[Lines of data]

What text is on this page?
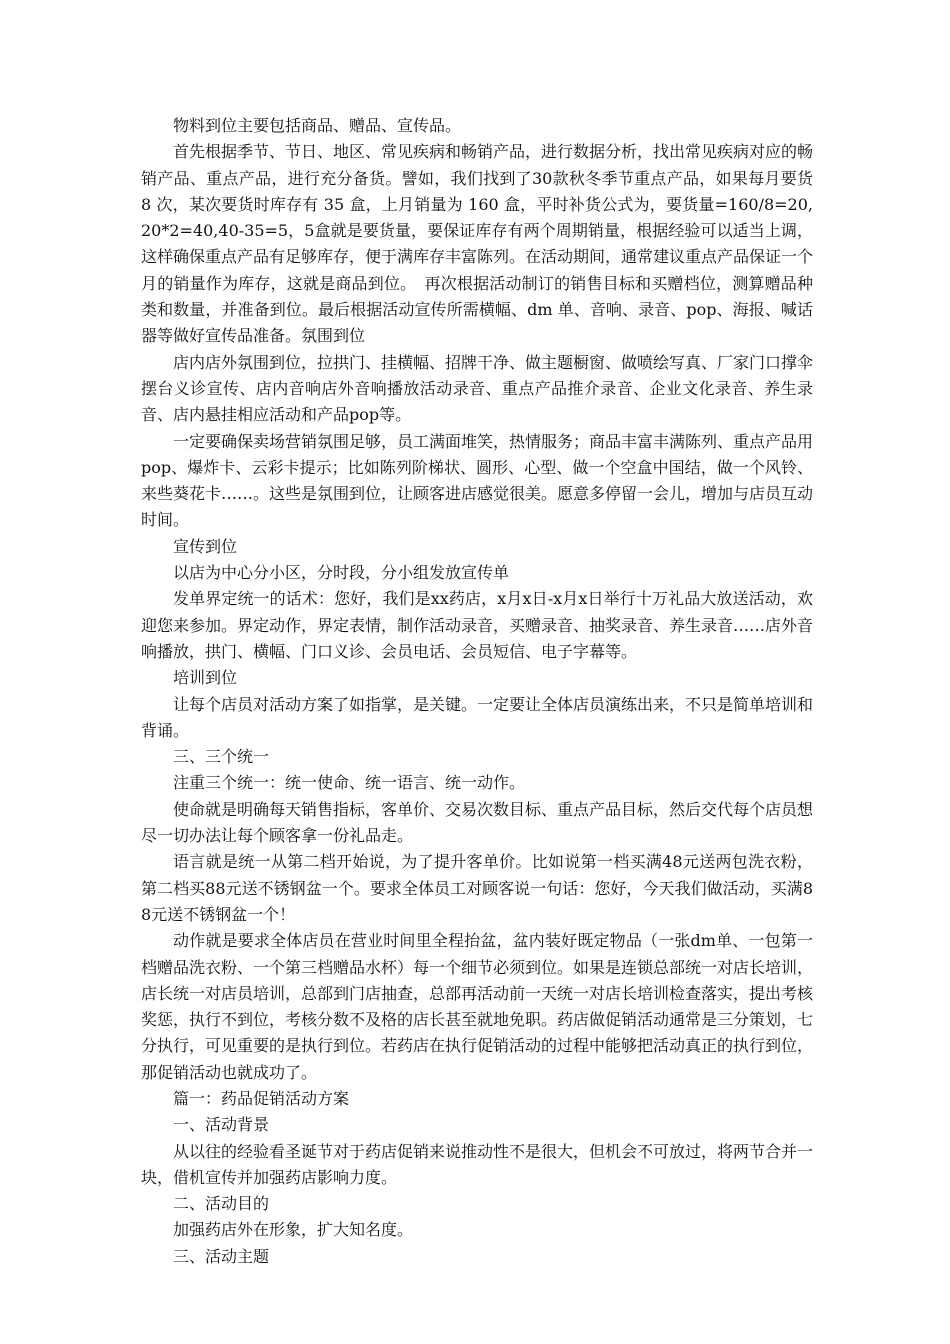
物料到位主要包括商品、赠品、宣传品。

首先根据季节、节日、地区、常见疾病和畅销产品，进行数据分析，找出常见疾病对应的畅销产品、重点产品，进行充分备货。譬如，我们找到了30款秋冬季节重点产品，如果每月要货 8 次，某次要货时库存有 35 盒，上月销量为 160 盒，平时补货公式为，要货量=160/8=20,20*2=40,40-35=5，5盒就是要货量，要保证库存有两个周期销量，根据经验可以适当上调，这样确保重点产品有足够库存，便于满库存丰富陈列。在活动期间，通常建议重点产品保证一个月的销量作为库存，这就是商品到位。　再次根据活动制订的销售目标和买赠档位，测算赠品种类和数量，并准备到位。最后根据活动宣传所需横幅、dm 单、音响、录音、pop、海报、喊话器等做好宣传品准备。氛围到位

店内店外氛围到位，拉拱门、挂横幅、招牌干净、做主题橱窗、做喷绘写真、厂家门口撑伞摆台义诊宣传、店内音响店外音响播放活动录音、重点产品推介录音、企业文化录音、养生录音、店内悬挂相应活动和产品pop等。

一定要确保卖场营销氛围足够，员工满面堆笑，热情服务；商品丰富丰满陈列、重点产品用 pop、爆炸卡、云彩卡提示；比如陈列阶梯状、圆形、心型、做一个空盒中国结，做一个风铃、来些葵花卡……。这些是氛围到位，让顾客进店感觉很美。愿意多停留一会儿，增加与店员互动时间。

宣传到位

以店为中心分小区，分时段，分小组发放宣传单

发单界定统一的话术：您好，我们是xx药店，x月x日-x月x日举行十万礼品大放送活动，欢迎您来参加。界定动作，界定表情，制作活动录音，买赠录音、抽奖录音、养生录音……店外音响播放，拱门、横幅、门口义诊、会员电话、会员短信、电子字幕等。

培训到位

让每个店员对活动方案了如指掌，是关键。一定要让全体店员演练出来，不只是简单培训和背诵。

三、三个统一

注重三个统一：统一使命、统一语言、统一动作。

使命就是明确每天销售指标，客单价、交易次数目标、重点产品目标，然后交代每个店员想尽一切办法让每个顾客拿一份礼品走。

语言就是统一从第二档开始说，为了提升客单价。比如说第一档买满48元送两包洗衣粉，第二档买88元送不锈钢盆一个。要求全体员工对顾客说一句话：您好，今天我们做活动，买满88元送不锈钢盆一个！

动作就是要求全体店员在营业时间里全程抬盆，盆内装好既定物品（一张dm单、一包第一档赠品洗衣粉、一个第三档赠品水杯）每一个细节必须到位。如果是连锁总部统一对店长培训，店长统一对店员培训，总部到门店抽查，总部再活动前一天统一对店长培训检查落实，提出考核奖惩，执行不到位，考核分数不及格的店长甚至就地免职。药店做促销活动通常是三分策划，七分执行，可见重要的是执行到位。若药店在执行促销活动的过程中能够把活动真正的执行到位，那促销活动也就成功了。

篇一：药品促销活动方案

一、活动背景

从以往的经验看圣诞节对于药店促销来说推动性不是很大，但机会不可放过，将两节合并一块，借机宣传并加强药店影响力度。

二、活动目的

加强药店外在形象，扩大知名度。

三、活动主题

...

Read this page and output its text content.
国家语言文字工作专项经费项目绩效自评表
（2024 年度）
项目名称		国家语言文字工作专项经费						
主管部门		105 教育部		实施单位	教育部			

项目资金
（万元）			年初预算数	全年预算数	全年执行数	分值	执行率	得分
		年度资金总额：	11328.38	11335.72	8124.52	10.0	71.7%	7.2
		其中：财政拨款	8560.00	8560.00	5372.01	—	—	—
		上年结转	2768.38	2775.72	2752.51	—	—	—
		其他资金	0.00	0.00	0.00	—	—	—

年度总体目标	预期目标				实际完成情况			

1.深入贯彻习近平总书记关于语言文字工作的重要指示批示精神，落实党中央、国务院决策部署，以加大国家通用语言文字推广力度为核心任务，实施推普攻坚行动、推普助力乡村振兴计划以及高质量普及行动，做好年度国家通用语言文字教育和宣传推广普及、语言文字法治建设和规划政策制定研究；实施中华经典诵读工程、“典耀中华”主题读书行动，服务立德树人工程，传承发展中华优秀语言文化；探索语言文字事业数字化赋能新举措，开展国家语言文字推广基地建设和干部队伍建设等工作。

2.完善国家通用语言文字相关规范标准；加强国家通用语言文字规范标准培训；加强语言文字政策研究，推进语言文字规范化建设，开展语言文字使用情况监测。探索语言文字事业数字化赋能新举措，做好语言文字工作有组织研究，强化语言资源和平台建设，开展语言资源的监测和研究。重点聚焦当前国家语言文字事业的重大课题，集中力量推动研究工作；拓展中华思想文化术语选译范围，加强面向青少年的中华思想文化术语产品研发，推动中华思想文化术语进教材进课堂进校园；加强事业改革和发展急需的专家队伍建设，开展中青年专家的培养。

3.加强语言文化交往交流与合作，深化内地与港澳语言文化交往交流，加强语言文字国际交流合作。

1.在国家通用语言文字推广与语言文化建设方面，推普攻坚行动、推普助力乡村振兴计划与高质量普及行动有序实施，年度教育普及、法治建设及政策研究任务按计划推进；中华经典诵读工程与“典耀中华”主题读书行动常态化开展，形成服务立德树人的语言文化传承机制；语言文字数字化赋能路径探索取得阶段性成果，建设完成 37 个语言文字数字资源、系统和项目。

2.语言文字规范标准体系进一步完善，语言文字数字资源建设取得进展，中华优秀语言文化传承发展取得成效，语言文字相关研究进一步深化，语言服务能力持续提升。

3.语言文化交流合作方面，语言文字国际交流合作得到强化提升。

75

---

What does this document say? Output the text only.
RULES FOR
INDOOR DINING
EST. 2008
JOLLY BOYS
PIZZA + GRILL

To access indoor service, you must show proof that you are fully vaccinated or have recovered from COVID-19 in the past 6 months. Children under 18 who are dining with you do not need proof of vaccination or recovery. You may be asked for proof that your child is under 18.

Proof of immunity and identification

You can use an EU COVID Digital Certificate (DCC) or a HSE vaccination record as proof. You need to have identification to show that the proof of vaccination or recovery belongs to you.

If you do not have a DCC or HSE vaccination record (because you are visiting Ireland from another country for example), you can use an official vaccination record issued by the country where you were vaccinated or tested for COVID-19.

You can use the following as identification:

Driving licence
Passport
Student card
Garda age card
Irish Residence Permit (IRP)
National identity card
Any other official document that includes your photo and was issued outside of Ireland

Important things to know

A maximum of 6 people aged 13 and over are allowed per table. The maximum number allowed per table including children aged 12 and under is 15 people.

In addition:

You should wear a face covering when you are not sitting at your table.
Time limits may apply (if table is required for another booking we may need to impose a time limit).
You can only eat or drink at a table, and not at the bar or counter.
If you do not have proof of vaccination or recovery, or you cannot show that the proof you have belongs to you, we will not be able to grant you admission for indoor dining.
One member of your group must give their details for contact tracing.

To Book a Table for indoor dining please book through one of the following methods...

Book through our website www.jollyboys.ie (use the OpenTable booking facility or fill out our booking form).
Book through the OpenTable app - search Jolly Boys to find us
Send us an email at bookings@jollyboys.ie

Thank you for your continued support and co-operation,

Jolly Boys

● **WRITTEN PROBLEM**
Copy out each line of the listing that holds "issued".

● **OUTPUT OF THE EXERCISE**
If you do not have a DCC or HSE vaccination record (because you are visiting Ireland from another country for example), you can use an official vaccination record issued by the country where you were vaccinated or tested for COVID-19.
Any other official document that includes your photo and was issued outside of Ireland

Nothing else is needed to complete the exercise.